> Work to be completed
Arrange every line of the material below into a Markdown table with the columns Row and Content, numbering the rows and skipping blank lines. Leave the pictures out.

● ● ●

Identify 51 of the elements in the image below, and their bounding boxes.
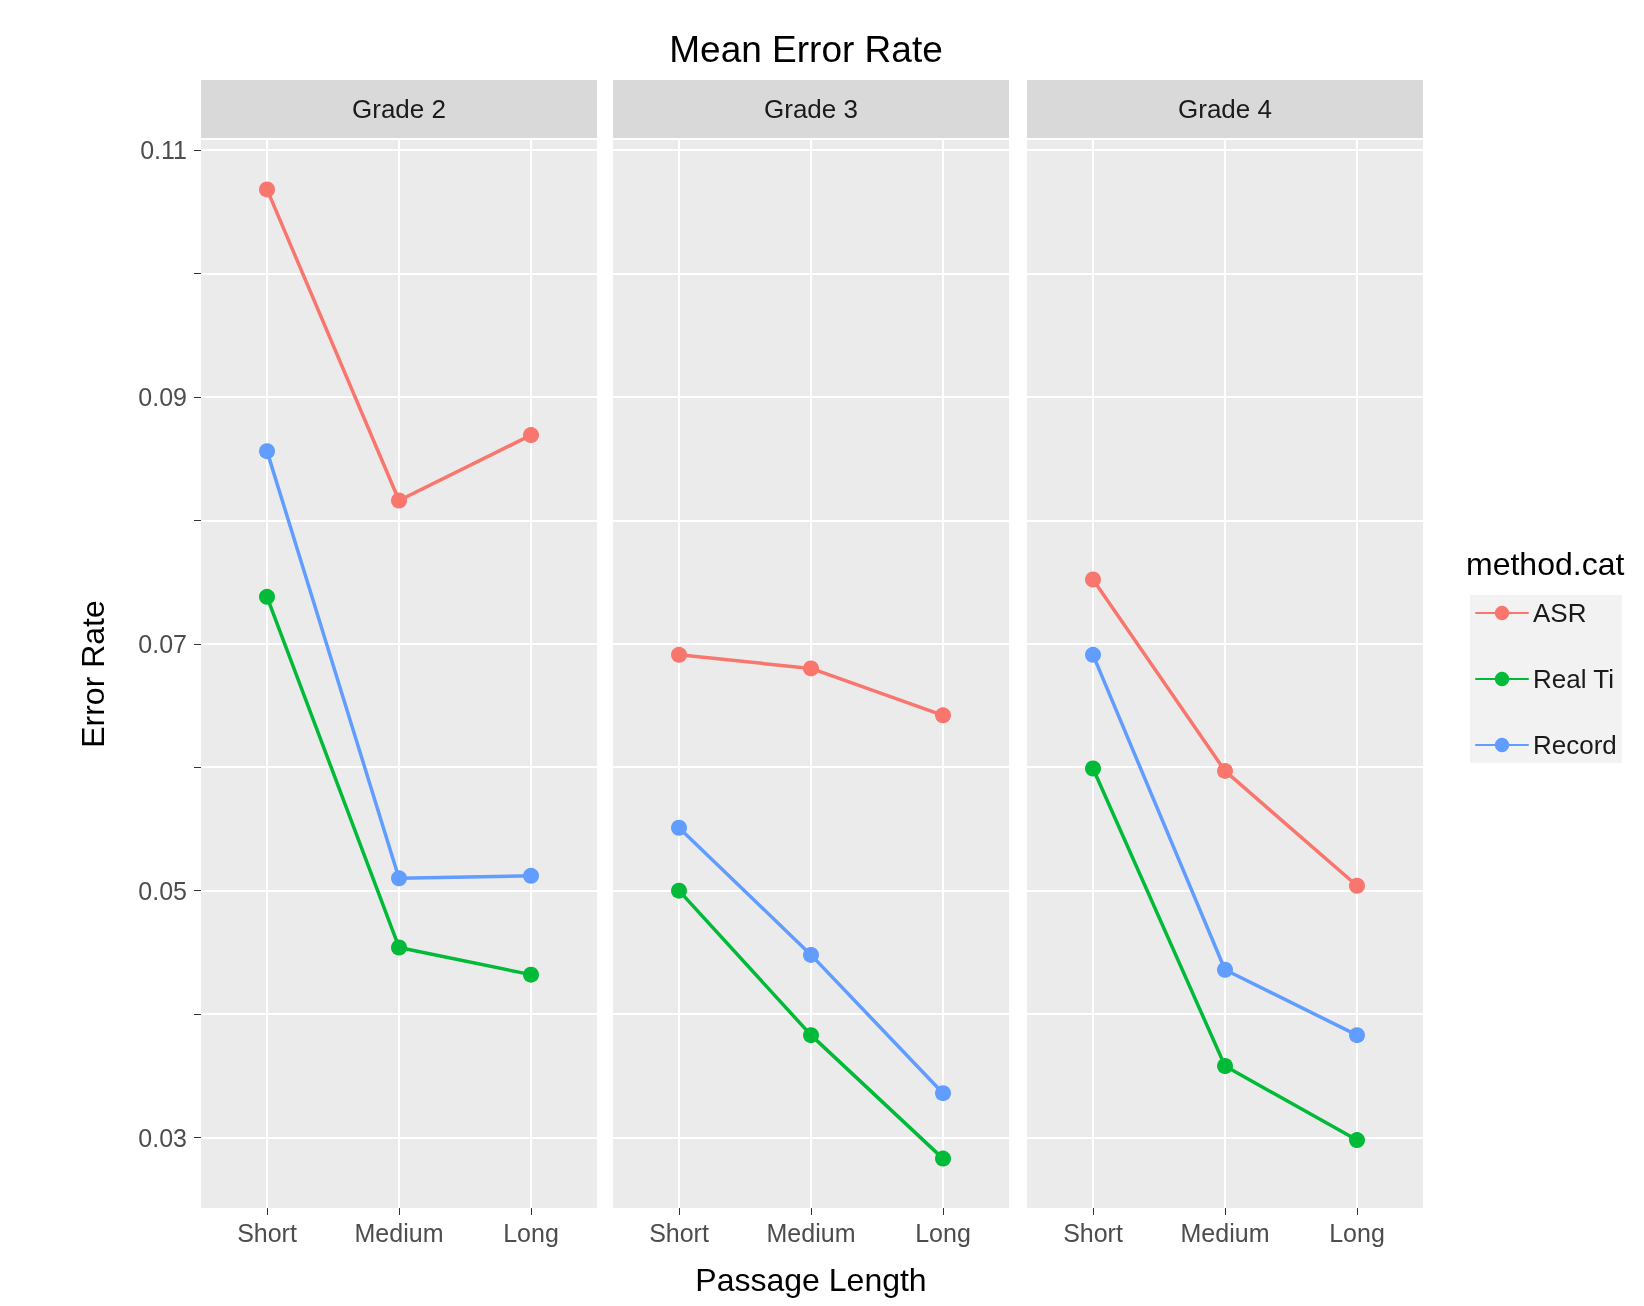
x-tick-label: Medium [1180, 1218, 1270, 1247]
point [523, 867, 539, 884]
x-tick-label: Medium [354, 1218, 444, 1247]
point [803, 660, 819, 677]
point [935, 707, 951, 724]
point [1085, 646, 1101, 663]
point [391, 870, 407, 887]
point [259, 588, 275, 605]
legend-label: Real Ti [1533, 664, 1614, 694]
y-tick-label: 0.05 [138, 876, 187, 905]
chart-subtitle: Grade 3 [764, 94, 858, 124]
point [1085, 760, 1101, 777]
chart-subtitle: Grade 2 [352, 94, 446, 124]
point [935, 1150, 951, 1167]
point [803, 1027, 819, 1044]
point [1217, 961, 1233, 978]
x-axis-title: Passage Length [695, 1262, 927, 1298]
y-tick-label: 0.07 [138, 629, 187, 658]
point [523, 427, 539, 444]
x-tick-label: Long [915, 1218, 971, 1247]
x-tick-label: Short [1063, 1218, 1123, 1247]
legend-title: method.cat [1466, 546, 1625, 582]
legend-label: Record [1533, 730, 1617, 760]
point [1217, 1058, 1233, 1075]
x-tick-label: Long [503, 1218, 559, 1247]
y-tick-label: 0.03 [138, 1123, 187, 1152]
point [671, 882, 687, 899]
point [671, 819, 687, 836]
point [391, 939, 407, 956]
chart-subtitle: Grade 4 [1178, 94, 1272, 124]
point [259, 443, 275, 460]
point [935, 1085, 951, 1102]
x-tick-label: Long [1329, 1218, 1385, 1247]
point [1217, 762, 1233, 779]
y-axis-title: Error Rate [75, 600, 111, 748]
point [671, 646, 687, 663]
y-tick-label: 0.09 [138, 382, 187, 411]
legend-label: ASR [1533, 598, 1587, 628]
x-tick-label: Short [649, 1218, 709, 1247]
x-tick-label: Short [237, 1218, 297, 1247]
point [1349, 1027, 1365, 1044]
point [1349, 877, 1365, 894]
point [259, 181, 275, 198]
y-tick-label: 0.11 [140, 135, 187, 164]
x-tick-label: Medium [766, 1218, 856, 1247]
chart-title: Mean Error Rate [669, 29, 943, 70]
point [523, 966, 539, 983]
point [391, 492, 407, 509]
point [1085, 571, 1101, 588]
point [1349, 1132, 1365, 1149]
point [803, 946, 819, 963]
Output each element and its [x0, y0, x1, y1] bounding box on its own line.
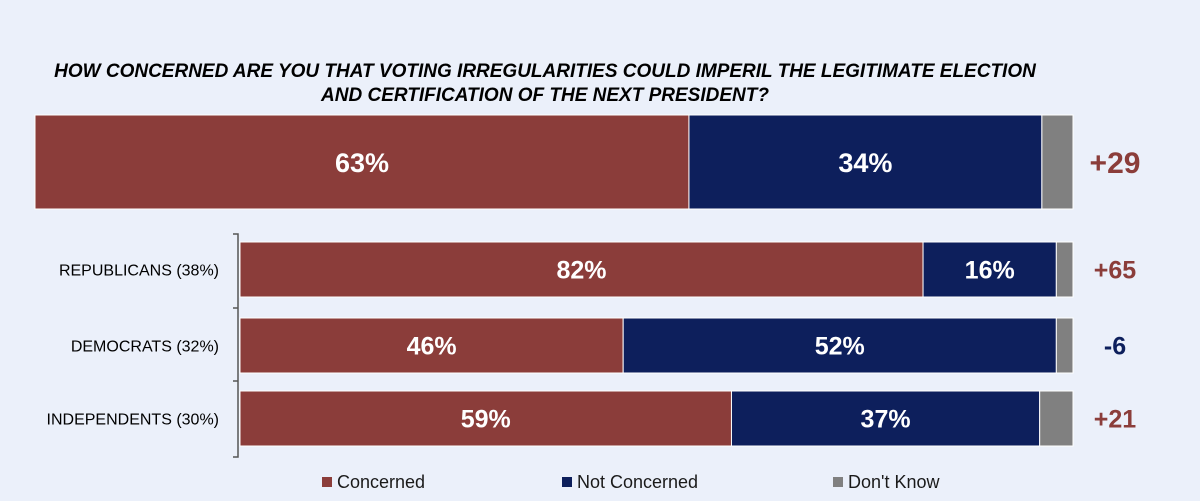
bar-1-don-t-know — [1055, 241, 1074, 298]
category-label: REPUBLICANS (38%) — [59, 263, 219, 280]
legend-label: Not Concerned — [577, 472, 698, 492]
bar-value-label: 52% — [815, 333, 865, 361]
category-label: INDEPENDENTS (30%) — [47, 412, 219, 429]
bar-value-label: 59% — [461, 406, 511, 434]
category-bracket — [233, 233, 239, 458]
net-label: +29 — [1090, 147, 1141, 180]
bar-0-don-t-know — [1041, 114, 1074, 210]
chart-title-line-1: HOW CONCERNED ARE YOU THAT VOTING IRREGU… — [54, 61, 1037, 82]
bar-value-label: 16% — [965, 257, 1015, 285]
bar-value-label: 82% — [557, 257, 607, 285]
chart-title-line-2: AND CERTIFICATION OF THE NEXT PRESIDENT? — [320, 85, 769, 106]
legend: Concerned Not Concerned Don't Know — [322, 472, 940, 492]
bar-value-label: 34% — [838, 148, 892, 178]
bar-1-concerned — [239, 241, 924, 298]
bar-2-concerned — [239, 317, 624, 374]
bar-0-not-concerned — [688, 114, 1043, 210]
legend-swatch — [322, 477, 332, 487]
bar-2-not-concerned — [622, 317, 1057, 374]
bar-value-label: 46% — [407, 333, 457, 361]
legend-swatch — [562, 477, 572, 487]
bar-3-concerned — [239, 390, 732, 447]
bars-group: 63% 34% +29 82% 16% REPUBLICANS (38%) +65 46% 52… — [34, 114, 1141, 447]
bar-1-not-concerned — [922, 241, 1057, 298]
net-label: -6 — [1104, 333, 1126, 361]
net-label: +21 — [1094, 406, 1137, 434]
bar-2-don-t-know — [1055, 317, 1074, 374]
legend-label: Don't Know — [848, 472, 940, 492]
category-label: DEMOCRATS (32%) — [71, 339, 219, 356]
legend-swatch — [833, 477, 843, 487]
bar-value-label: 63% — [335, 148, 389, 178]
bar-3-not-concerned — [730, 390, 1041, 447]
legend-label: Concerned — [337, 472, 425, 492]
bar-3-don-t-know — [1039, 390, 1074, 447]
net-label: +65 — [1094, 257, 1137, 285]
bar-0-concerned — [34, 114, 690, 210]
bar-value-label: 37% — [861, 406, 911, 434]
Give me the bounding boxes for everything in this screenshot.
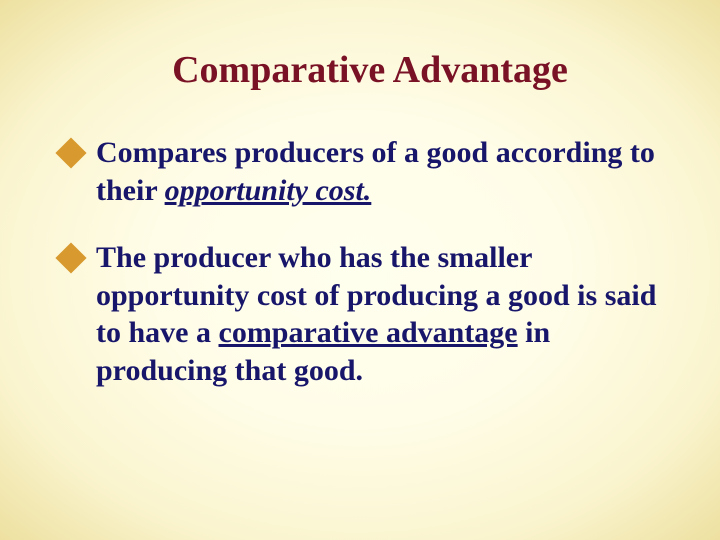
bullet-list: Compares producers of a good according t…: [56, 134, 664, 389]
bullet-text: The producer who has the smaller opportu…: [96, 241, 656, 387]
slide: Comparative Advantage Compares producers…: [0, 0, 720, 540]
slide-title: Comparative Advantage: [76, 48, 664, 92]
diamond-bullet-icon: [55, 137, 86, 168]
diamond-bullet-icon: [55, 242, 86, 273]
bullet-item: Compares producers of a good according t…: [56, 134, 664, 209]
bullet-item: The producer who has the smaller opportu…: [56, 239, 664, 389]
bullet-text: Compares producers of a good according t…: [96, 136, 655, 207]
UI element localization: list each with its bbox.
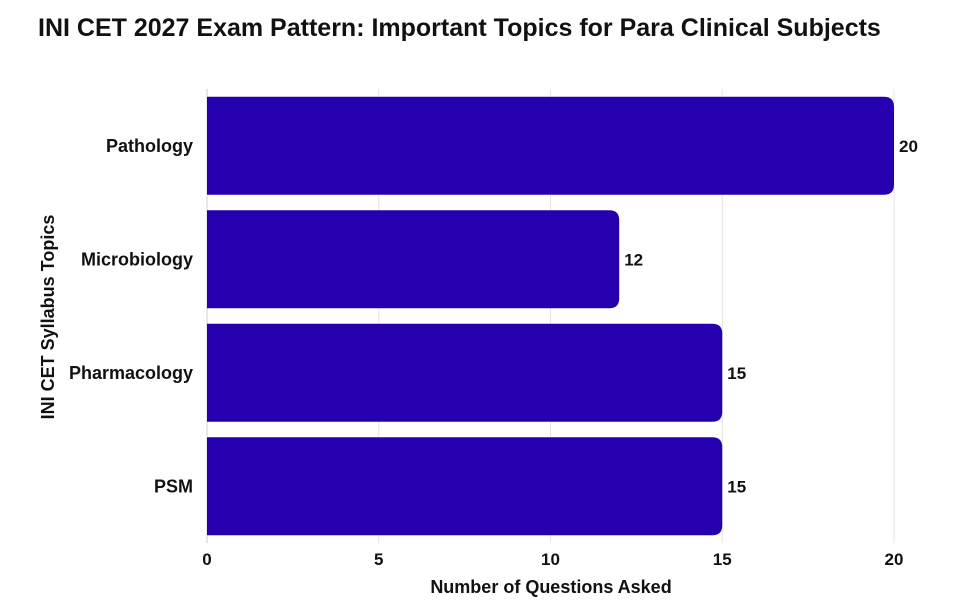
category-label: Pathology: [106, 136, 193, 156]
x-tick-label: 20: [885, 550, 904, 569]
bar-microbiology: [207, 210, 620, 309]
data-label: 15: [727, 364, 746, 383]
data-label: 15: [727, 477, 746, 496]
data-label: 12: [624, 250, 643, 269]
bar-pathology: [207, 96, 894, 195]
bar-psm: [207, 437, 723, 536]
chart-title: INI CET 2027 Exam Pattern: Important Top…: [38, 14, 881, 42]
y-axis-title: INI CET Syllabus Topics: [38, 215, 58, 420]
x-axis-title: Number of Questions Asked: [430, 577, 671, 597]
x-tick-label: 10: [541, 550, 560, 569]
x-tick-label: 15: [713, 550, 732, 569]
category-label: Microbiology: [81, 249, 193, 269]
x-tick-label: 0: [202, 550, 211, 569]
data-label: 20: [899, 137, 918, 156]
category-label: PSM: [154, 476, 193, 496]
category-label: Pharmacology: [69, 363, 193, 383]
x-tick-label: 5: [374, 550, 383, 569]
bar-pharmacology: [207, 323, 723, 422]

● ● ●

> Task solution
| Row | Content |
|---|---|
| 1 | Identify 51 of the elements in the image below, and their bounding boxes. |
| 2 | x-tick-label: Medium [1180, 1218, 1270, 1247] |
| 3 | point [523, 867, 539, 884] |
| 4 | x-tick-label: Medium [354, 1218, 444, 1247] |
| 5 | point [803, 660, 819, 677] |
| 6 | point [935, 707, 951, 724] |
| 7 | point [1085, 646, 1101, 663] |
| 8 | point [391, 870, 407, 887] |
| 9 | point [259, 588, 275, 605] |
| 10 | legend-label: Real Ti [1533, 664, 1614, 694] |
| 11 | y-tick-label: 0.05 [138, 876, 187, 905] |
| 12 | chart-subtitle: Grade 3 [764, 94, 858, 124] |
| 13 | point [1085, 760, 1101, 777] |
| 14 | chart-subtitle: Grade 2 [352, 94, 446, 124] |
| 15 | point [935, 1150, 951, 1167] |
| 16 | point [803, 1027, 819, 1044] |
| 17 | point [1217, 961, 1233, 978] |
| 18 | x-axis-title: Passage Length [695, 1262, 927, 1298] |
| 19 | y-tick-label: 0.07 [138, 629, 187, 658] |
| 20 | point [523, 427, 539, 444] |
| 21 | x-tick-label: Long [915, 1218, 971, 1247] |
| 22 | x-tick-label: Short [1063, 1218, 1123, 1247] |
| 23 | legend-title: method.cat [1466, 546, 1625, 582] |
| 24 | legend-label: Record [1533, 730, 1617, 760] |
| 25 | point [1217, 1058, 1233, 1075] |
| 26 | x-tick-label: Long [503, 1218, 559, 1247] |
| 27 | y-tick-label: 0.03 [138, 1123, 187, 1152] |
| 28 | point [671, 882, 687, 899] |
| 29 | point [671, 819, 687, 836] |
| 30 | point [391, 939, 407, 956] |
| 31 | chart-subtitle: Grade 4 [1178, 94, 1272, 124] |
| 32 | point [259, 443, 275, 460] |
| 33 | point [935, 1085, 951, 1102] |
| 34 | x-tick-label: Long [1329, 1218, 1385, 1247] |
| 35 | point [1217, 762, 1233, 779] |
| 36 | y-axis-title: Error Rate [75, 600, 111, 748] |
| 37 | point [671, 646, 687, 663] |
| 38 | y-tick-label: 0.09 [138, 382, 187, 411] |
| 39 | legend-label: ASR [1533, 598, 1587, 628] |
| 40 | x-tick-label: Short [649, 1218, 709, 1247] |
| 41 | x-tick-label: Short [237, 1218, 297, 1247] |
| 42 | point [1349, 1027, 1365, 1044] |
| 43 | point [1349, 877, 1365, 894] |
| 44 | point [259, 181, 275, 198] |
| 45 | y-tick-label: 0.11 [140, 135, 187, 164] |
| 46 | x-tick-label: Medium [766, 1218, 856, 1247] |
| 47 | chart-title: Mean Error Rate [669, 29, 943, 70] |
| 48 | point [523, 966, 539, 983] |
| 49 | point [391, 492, 407, 509] |
| 50 | point [1085, 571, 1101, 588] |
| 51 | point [1349, 1132, 1365, 1149] |
| 52 | point [803, 946, 819, 963] |
| 53 | Output each element and its [x0, y0, x1, y1] bounding box on its own line. |
| 54 | bar-1-don-t-know — [1055, 241, 1074, 298] |
| 55 | category-label: REPUBLICANS (38%) — [59, 263, 219, 280] |
| 56 | legend-label: Not Concerned — [577, 472, 698, 492] |
| 57 | bar-value-label: 52% — [815, 333, 865, 361] |
| 58 | category-label: INDEPENDENTS (30%) — [47, 412, 219, 429] |
| 59 | bar-value-label: 59% — [461, 406, 511, 434] |
| 60 | category-bracket — [233, 233, 239, 458] |
| 61 | net-label: +29 — [1090, 147, 1141, 180] |
| 62 | bar-0-don-t-know — [1041, 114, 1074, 210] |
| 63 | chart-title-line-1: HOW CONCERNED ARE YOU THAT VOTING IRREGU… — [54, 61, 1037, 82] |
| 64 | bar-value-label: 16% — [965, 257, 1015, 285] |
| 65 | bar-value-label: 82% — [557, 257, 607, 285] |
| 66 | chart-title-line-2: AND CERTIFICATION OF THE NEXT PRESIDENT? — [320, 85, 769, 106] |
| 67 | legend: Concerned Not Concerned Don't Know — [322, 472, 940, 492] |
| 68 | bar-value-label: 34% — [838, 148, 892, 178] |
| 69 | bar-1-concerned — [239, 241, 924, 298] |
| 70 | bar-2-concerned — [239, 317, 624, 374] |
| 71 | bar-0-not-concerned — [688, 114, 1043, 210] |
| 72 | legend-swatch — [322, 477, 332, 487] |
| 73 | bar-2-not-concerned — [622, 317, 1057, 374] |
| 74 | bar-value-label: 46% — [407, 333, 457, 361] |
| 75 | legend-swatch — [562, 477, 572, 487] |
| 76 | bar-3-concerned — [239, 390, 732, 447] |
| 77 | bars-group: 63% 34% +29 82% 16% REPUBLICANS (38%) +65 46% 52… — [34, 114, 1141, 447] |
| 78 | bar-1-not-concerned — [922, 241, 1057, 298] |
| 79 | net-label: -6 — [1104, 333, 1126, 361] |
| 80 | net-label: +21 — [1094, 406, 1137, 434] |
| 81 | bar-2-don-t-know — [1055, 317, 1074, 374] |
| 82 | legend-label: Don't Know — [848, 472, 940, 492] |
| 83 | category-label: DEMOCRATS (32%) — [71, 339, 219, 356] |
| 84 | legend-swatch — [833, 477, 843, 487] |
| 85 | bar-value-label: 63% — [335, 148, 389, 178] |
| 86 | bar-3-not-concerned — [730, 390, 1041, 447] |
| 87 | legend-label: Concerned — [337, 472, 425, 492] |
| 88 | bar-3-don-t-know — [1039, 390, 1074, 447] |
| 89 | net-label: +65 — [1094, 257, 1137, 285] |
| 90 | bar-0-concerned — [34, 114, 690, 210] |
| 91 | bar-value-label: 37% — [861, 406, 911, 434] |
| 92 | Give me the bounding boxes for everything in this screenshot. |
| 93 | bullet-list: Compares producers of a good according t…: [56, 134, 664, 389] |
| 94 | bullet-text: The producer who has the smaller opportu…: [96, 241, 656, 387] |
| 95 | slide: Comparative Advantage Compares producers…: [0, 0, 720, 540] |
| 96 | slide-title: Comparative Advantage: [76, 48, 664, 92] |
| 97 | diamond-bullet-icon: [55, 137, 86, 168] |
| 98 | diamond-bullet-icon: [55, 242, 86, 273] |
| 99 | bullet-item: Compares producers of a good according t…: [56, 134, 664, 209] |
| 100 | bullet-item: The producer who has the smaller opportu…: [56, 239, 664, 389] |
| 101 | bullet-text: Compares producers of a good according t…: [96, 136, 655, 207] |
| 102 | UI element localization: list each with its bbox. |
| 103 | category-label: Pathology: [106, 136, 193, 156] |
| 104 | x-tick-label: 20: [885, 550, 904, 569] |
| 105 | bar-microbiology: [207, 210, 620, 309] |
| 106 | data-label: 15: [727, 364, 746, 383] |
| 107 | data-label: 15: [727, 477, 746, 496] |
| 108 | data-label: 12: [624, 250, 643, 269] |
| 109 | bar-pathology: [207, 96, 894, 195] |
| 110 | bar-psm: [207, 437, 723, 536] |
| 111 | chart-title: INI CET 2027 Exam Pattern: Important Top…: [38, 14, 881, 42] |
| 112 | y-axis-title: INI CET Syllabus Topics: [38, 215, 58, 420] |
| 113 | x-axis-title: Number of Questions Asked: [430, 577, 671, 597] |
| 114 | x-tick-label: 10: [541, 550, 560, 569] |
| 115 | x-tick-label: 15: [713, 550, 732, 569] |
| 116 | category-label: Microbiology: [81, 249, 193, 269] |
| 117 | x-tick-label: 0: [202, 550, 211, 569] |
| 118 | data-label: 20: [899, 137, 918, 156] |
| 119 | category-label: PSM: [154, 476, 193, 496] |
| 120 | category-label: Pharmacology: [69, 363, 193, 383] |
| 121 | x-tick-label: 5: [374, 550, 383, 569] |
| 122 | bar-pharmacology: [207, 323, 723, 422] |